A block of data –

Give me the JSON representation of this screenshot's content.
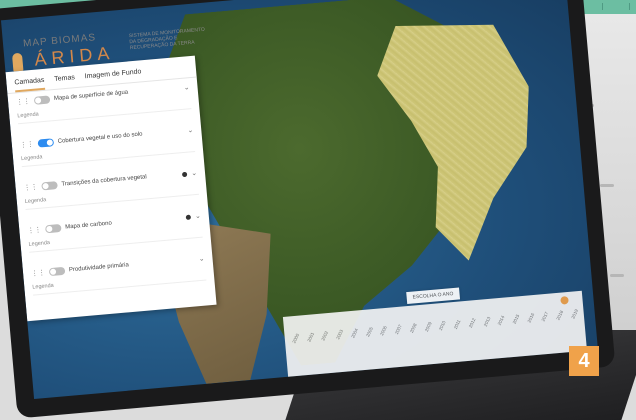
{
  "logo": {
    "brand": "MAP BIOMAS",
    "word": "ÁRIDA",
    "description": "SISTEMA DE MONITORAMENTO DA DEGRADAÇÃO E RECUPERAÇÃO DA TERRA"
  },
  "tabs": [
    "Camadas",
    "Temas",
    "Imagem de Fundo"
  ],
  "active_tab_index": 0,
  "layers": [
    {
      "label": "Mapa de superfície de água",
      "on": false,
      "info": false,
      "legend": "Legenda"
    },
    {
      "label": "Cobertura vegetal e uso do solo",
      "on": true,
      "info": false,
      "legend": "Legenda"
    },
    {
      "label": "Transições da cobertura vegetal",
      "on": false,
      "info": true,
      "legend": "Legenda"
    },
    {
      "label": "Mapa de carbono",
      "on": false,
      "info": true,
      "legend": "Legenda"
    },
    {
      "label": "Produtividade primária",
      "on": false,
      "info": false,
      "legend": "Legenda"
    }
  ],
  "year_selector": {
    "title": "ESCOLHA O ANO",
    "years": [
      "2000",
      "2001",
      "2002",
      "2003",
      "2004",
      "2005",
      "2006",
      "2007",
      "2008",
      "2009",
      "2010",
      "2011",
      "2012",
      "2013",
      "2014",
      "2015",
      "2016",
      "2017",
      "2018",
      "2019"
    ],
    "selected": "2019"
  },
  "badge": "4",
  "colors": {
    "accent": "#f0a24a",
    "toggle_on": "#2d8cf0",
    "arid_region": "#cfc779",
    "topbar": "#6cbea2"
  }
}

Exercise directions – Write out all the entries word for word, but skip any images.

The response –
Give me the JSON representation of this screenshot's content.
{
  "logo": {
    "brand": "MAP BIOMAS",
    "word": "ÁRIDA",
    "description": "SISTEMA DE MONITORAMENTO DA DEGRADAÇÃO E RECUPERAÇÃO DA TERRA"
  },
  "tabs": [
    "Camadas",
    "Temas",
    "Imagem de Fundo"
  ],
  "active_tab_index": 0,
  "layers": [
    {
      "label": "Mapa de superfície de água",
      "on": false,
      "info": false,
      "legend": "Legenda"
    },
    {
      "label": "Cobertura vegetal e uso do solo",
      "on": true,
      "info": false,
      "legend": "Legenda"
    },
    {
      "label": "Transições da cobertura vegetal",
      "on": false,
      "info": true,
      "legend": "Legenda"
    },
    {
      "label": "Mapa de carbono",
      "on": false,
      "info": true,
      "legend": "Legenda"
    },
    {
      "label": "Produtividade primária",
      "on": false,
      "info": false,
      "legend": "Legenda"
    }
  ],
  "year_selector": {
    "title": "ESCOLHA O ANO",
    "years": [
      "2000",
      "2001",
      "2002",
      "2003",
      "2004",
      "2005",
      "2006",
      "2007",
      "2008",
      "2009",
      "2010",
      "2011",
      "2012",
      "2013",
      "2014",
      "2015",
      "2016",
      "2017",
      "2018",
      "2019"
    ],
    "selected": "2019"
  },
  "badge": "4",
  "colors": {
    "accent": "#f0a24a",
    "toggle_on": "#2d8cf0",
    "arid_region": "#cfc779",
    "topbar": "#6cbea2"
  }
}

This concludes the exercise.